▸ **Reading text**:
++++++++

Exodus 20:1-4, 7-9, 12-20

The great theologian Karl Barth
is said to have said
that a preacher should always preach
with the Bible in one hand
and the newspaper in the other.

This is good advice
not just for preachers,
but for all Christians.

We who love the Lord Jesus—
we who are in this world but not of it,
we who are citizens of this kingdom
and the next—
we must know both sides.

With empathy and honesty,
with clarity and concern,
we have to understand
the world in which we live.
We Christians do not get
to bury our heads in the sand,
nor do we get to keep them in the clouds.

On the other hand,
we can never, ever, ever forget
that we Christians are called
to interpret everything we see
through the great story of scripture,
through the convictions of our faith,
through the hope of our calling,
and through the lens of God’s love.

You and I are dual citizens.
And like two passports
to two very different kingdoms,
we hold the Bible in one hand,
and the newspaper in the other.

*    *    *

I say all of this because
this is another one of those weeks
in which the contrast
between our two kingdoms
has grown even more brutally stark.

What does the newspaper say?
The newspaper says it’s time once again
to update our statistics.
We now have a new record
for the worst mass shooting
in the history of our nation.
The old record was set
just a mere fourteen months ago.

And alongside that new record,
we have incompetence in our leadership,
fears about our rights,
confusion about our laws,
and no emerging consensus
about where to go from here.

That’s what our newspaper tells us.

Meanwhile, in our Bible today,
here comes Moses
stumbling down Mt. Sinai
the Ten Commandments
freshly carved, resting in his hands,
ready to be given to the people . . .
a fresh start for a new nation.

How do we read all of this together?

++++++++

Records from a dataset:
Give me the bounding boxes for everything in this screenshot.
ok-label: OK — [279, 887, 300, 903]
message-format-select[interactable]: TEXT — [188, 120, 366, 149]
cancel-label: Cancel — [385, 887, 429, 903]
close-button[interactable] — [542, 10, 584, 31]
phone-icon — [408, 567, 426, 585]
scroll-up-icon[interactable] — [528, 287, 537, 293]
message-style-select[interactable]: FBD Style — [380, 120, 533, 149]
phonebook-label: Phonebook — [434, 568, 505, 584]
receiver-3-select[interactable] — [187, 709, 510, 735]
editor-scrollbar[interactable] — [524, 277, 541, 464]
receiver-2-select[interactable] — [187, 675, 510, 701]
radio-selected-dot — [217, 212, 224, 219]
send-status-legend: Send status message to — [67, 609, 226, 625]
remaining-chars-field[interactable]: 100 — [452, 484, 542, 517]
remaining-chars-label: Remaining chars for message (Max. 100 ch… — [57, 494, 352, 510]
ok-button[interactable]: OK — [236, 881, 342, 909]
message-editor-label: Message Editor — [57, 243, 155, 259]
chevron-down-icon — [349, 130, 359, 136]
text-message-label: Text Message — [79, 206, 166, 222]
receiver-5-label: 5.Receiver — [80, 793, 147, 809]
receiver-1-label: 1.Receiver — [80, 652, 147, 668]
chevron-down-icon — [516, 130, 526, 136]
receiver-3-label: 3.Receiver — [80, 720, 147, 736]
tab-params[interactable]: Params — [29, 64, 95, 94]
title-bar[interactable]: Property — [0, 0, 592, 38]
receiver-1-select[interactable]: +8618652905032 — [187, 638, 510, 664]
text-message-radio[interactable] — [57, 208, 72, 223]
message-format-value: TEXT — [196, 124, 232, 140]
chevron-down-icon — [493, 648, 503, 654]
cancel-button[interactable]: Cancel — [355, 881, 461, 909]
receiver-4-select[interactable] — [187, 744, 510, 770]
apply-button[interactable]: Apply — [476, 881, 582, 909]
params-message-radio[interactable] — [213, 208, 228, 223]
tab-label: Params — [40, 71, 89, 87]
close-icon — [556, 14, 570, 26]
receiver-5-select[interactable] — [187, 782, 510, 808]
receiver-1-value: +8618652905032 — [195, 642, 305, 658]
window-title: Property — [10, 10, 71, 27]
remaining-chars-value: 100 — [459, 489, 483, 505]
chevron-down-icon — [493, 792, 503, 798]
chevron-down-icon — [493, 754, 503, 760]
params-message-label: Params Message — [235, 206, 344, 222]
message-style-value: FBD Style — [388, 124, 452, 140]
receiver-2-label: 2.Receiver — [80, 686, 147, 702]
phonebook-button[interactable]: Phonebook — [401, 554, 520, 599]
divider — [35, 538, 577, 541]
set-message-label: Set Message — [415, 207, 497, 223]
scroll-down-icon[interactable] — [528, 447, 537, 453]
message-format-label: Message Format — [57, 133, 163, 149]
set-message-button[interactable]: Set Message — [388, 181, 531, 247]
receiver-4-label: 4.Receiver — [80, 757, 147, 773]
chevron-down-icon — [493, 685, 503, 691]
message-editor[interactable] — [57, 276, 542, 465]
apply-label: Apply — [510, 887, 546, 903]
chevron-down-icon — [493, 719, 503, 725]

++++++++

▸ **Work required**:
Continue the sermon on Exodus 20 from the point where it stops, picking up after its closing question.

▸ **Output of the task**:
With the Bible in one hand
and the newspaper in the other,
what is the truth we are supposed to hear?

*    *    *

Well, let’s start with the Bible
and the Ten Commandments.

Actually, if we wanted,
we could pick just one commandment
and talk about it alone.
Any one of the Ten Commandments
would be enough to fill fifteen sermons,
let alone just one.

We could talk about
the sixth commandment:
“You shall not murder,”
for it certainly seems to apply this week.
But my hope is that most of us
already have that one well in hand.

Or we could talk about
the first and second commandments:
“You shall have no other gods before me;
you shall make for yourself no idols,”
and we could put them up against
the first and second amendments
to do some real thinking and talking about
where our laws and our loyalties conflict
more than we wish they would.

But I think the truth for us today
is not to be found in
one particular law,
one commandment,
one amendment,
or one decree . . .
whether from the government or from God.

I think the truth for us today
is to be found in the fullness of it all
and in the importance what it means
to be a righteous people.

*    *    *

All summer long—and now well into the fall—
you and I have been tracking along
with the Old Testament,
watching as God has adopted and shaped
an entire people for himself.

It started months ago with Abraham,
before he was even “Abraham.”
“Abram, Abram,” God says,
“I will make of you a great nation!”

From there we’ve read how Abraham’s
sons, grandsons, and great-grandsons
fought, flourished, and grew;
how they became a captive people in the land of Egypt;
how they followed Moses through the Red Sea;
and how they wondered and wandered
as God shaped them, molded them,
and made them his own . . .
a righteous people for a righteous God.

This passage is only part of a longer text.